>> Begin SUPPLIED RECORDS

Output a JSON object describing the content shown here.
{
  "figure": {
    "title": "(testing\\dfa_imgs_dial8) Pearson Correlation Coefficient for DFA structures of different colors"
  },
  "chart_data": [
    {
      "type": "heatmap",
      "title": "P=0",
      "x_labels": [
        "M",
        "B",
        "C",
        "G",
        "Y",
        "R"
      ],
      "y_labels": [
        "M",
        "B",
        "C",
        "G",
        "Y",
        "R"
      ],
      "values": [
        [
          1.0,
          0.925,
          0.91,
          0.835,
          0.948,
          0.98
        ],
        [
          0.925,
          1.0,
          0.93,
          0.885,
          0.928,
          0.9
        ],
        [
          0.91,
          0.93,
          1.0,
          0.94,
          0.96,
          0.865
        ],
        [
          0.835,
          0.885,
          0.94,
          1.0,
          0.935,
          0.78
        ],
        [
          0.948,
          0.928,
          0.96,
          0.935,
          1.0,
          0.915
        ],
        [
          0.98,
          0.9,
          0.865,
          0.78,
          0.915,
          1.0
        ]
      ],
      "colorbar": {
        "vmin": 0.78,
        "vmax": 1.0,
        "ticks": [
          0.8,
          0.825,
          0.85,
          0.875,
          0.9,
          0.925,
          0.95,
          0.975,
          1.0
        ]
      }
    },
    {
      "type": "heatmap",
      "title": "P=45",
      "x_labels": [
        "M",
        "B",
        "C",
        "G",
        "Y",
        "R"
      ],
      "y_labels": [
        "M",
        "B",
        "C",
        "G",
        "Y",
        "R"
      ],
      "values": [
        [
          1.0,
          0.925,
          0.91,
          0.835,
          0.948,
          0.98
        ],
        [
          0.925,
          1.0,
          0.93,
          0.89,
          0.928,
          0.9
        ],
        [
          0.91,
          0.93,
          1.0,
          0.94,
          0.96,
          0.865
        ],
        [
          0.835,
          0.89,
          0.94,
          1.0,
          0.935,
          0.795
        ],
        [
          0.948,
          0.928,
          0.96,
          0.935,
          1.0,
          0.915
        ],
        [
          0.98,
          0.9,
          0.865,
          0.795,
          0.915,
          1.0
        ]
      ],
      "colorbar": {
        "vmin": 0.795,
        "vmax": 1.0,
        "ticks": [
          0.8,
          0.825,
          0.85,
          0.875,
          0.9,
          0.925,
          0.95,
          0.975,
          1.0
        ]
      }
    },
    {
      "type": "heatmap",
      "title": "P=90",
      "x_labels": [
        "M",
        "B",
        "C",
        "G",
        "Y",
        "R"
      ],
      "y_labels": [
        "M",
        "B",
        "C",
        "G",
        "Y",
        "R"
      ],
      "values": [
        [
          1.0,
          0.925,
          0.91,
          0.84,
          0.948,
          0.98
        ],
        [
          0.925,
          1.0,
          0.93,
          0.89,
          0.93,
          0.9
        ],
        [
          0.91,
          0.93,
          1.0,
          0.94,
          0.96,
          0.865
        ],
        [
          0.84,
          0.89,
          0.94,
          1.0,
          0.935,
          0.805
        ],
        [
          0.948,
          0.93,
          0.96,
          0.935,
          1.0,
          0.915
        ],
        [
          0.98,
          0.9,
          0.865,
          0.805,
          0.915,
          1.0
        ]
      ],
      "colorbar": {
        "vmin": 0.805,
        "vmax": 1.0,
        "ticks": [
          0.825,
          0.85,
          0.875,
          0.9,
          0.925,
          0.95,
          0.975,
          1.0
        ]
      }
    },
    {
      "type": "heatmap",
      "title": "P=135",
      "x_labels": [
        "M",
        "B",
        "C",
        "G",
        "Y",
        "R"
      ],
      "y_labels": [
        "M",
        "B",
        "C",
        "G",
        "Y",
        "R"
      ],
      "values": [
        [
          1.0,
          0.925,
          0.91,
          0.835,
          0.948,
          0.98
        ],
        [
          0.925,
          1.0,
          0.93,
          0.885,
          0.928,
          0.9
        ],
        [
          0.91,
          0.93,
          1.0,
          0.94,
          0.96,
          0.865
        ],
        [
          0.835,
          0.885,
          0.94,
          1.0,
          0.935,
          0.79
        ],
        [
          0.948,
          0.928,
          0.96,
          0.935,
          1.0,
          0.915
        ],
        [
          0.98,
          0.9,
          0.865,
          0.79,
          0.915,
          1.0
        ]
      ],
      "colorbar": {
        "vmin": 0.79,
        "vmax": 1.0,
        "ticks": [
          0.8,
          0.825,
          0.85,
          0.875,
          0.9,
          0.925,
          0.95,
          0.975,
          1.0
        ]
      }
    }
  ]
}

>> End SUPPLIED RECORDS

§ SHORT TASK
Where a line in the material contains "title", copy that line.

§ EXERCISE SOLUTION
    "title": "(testing\\dfa_imgs_dial8) Pearson Correlation Coefficient for DFA structures of different colors"
      "title": "P=0",
      "title": "P=45",
      "title": "P=90",
      "title": "P=135",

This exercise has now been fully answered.